Instruction: Repeat each record exactly. Any picture gets left out.
━━━ Records supplied ━━━
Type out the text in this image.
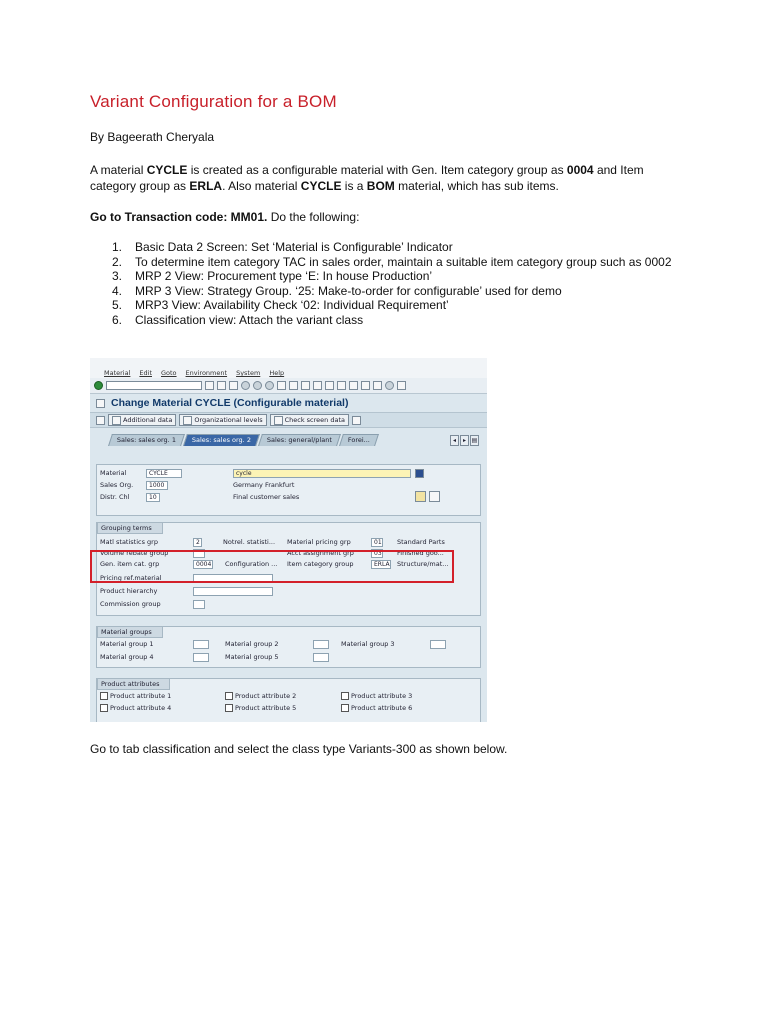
Variant Configuration for a BOM
By Bageerath Cheryala
A material CYCLE is created as a configurable material with Gen. Item category group as 0004 and Item category group as ERLA. Also material CYCLE is a BOM material, which has sub items.
Go to Transaction code: MM01. Do the following:
1.	Basic Data 2 Screen: Set ‘Material is Configurable’ Indicator
2.	To determine item category TAC in sales order, maintain a suitable item category group such as 0002
3.	MRP 2 View: Procurement type ‘E: In house Production’
4.	MRP 3 View: Strategy Group. ‘25: Make-to-order for configurable’ used for demo
5.	MRP3 View: Availability Check ‘02: Individual Requirement’
6.	Classification view: Attach the variant class
Material Edit Goto Environment System Help
Change Material CYCLE (Configurable material)
Additional data	Organizational levels	Check screen data
Sales: sales org. 1	Sales: sales org. 2	Sales: general/plant	Forei...	◂	▸ ▤
Material	CYCLE	cycle
Sales Org.	1000	Germany Frankfurt
Distr. Chl	10	Final customer sales
Grouping terms
Matl statistics grp	2	Notrel. statisti... Material pricing grp	01 Standard Parts
Volume rebate group	Acct assignment grp	03 Finished goo...
Gen. item cat. grp	0004 Configuration ... Item category group	ERLA Structure/mat...
Pricing ref.material
Product hierarchy
Commission group
Material groups
Material group 1	Material group 2	Material group 3
Material group 4	Material group 5
Product attributes
Product attribute 1	Product attribute 2	Product attribute 3
Product attribute 4	Product attribute 5	Product attribute 6
Go to tab classification and select the class type Variants-300 as shown below.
━━━
In response:
Type out the text in this image.
Variant Configuration for a BOM
By Bageerath Cheryala
A material CYCLE is created as a configurable material with Gen. Item category group as 0004 and Item category group as ERLA. Also material CYCLE is a BOM material, which has sub items.
Go to Transaction code: MM01. Do the following:
1.	Basic Data 2 Screen: Set ‘Material is Configurable’ Indicator
2.	To determine item category TAC in sales order, maintain a suitable item category group such as 0002
3.	MRP 2 View: Procurement type ‘E: In house Production’
4.	MRP 3 View: Strategy Group. ‘25: Make-to-order for configurable’ used for demo
5.	MRP3 View: Availability Check ‘02: Individual Requirement’
6.	Classification view: Attach the variant class
Material Edit Goto Environment System Help
Change Material CYCLE (Configurable material)
Additional data	Organizational levels	Check screen data
Sales: sales org. 1	Sales: sales org. 2	Sales: general/plant	Forei...	◂	▸ ▤
Material	CYCLE	cycle
Sales Org.	1000	Germany Frankfurt
Distr. Chl	10	Final customer sales
Grouping terms
Matl statistics grp	2	Notrel. statisti... Material pricing grp	01 Standard Parts
Volume rebate group	Acct assignment grp	03 Finished goo...
Gen. item cat. grp	0004 Configuration ... Item category group	ERLA Structure/mat...
Pricing ref.material
Product hierarchy
Commission group
Material groups
Material group 1	Material group 2	Material group 3
Material group 4	Material group 5
Product attributes
Product attribute 1	Product attribute 2	Product attribute 3
Product attribute 4	Product attribute 5	Product attribute 6
Go to tab classification and select the class type Variants-300 as shown below.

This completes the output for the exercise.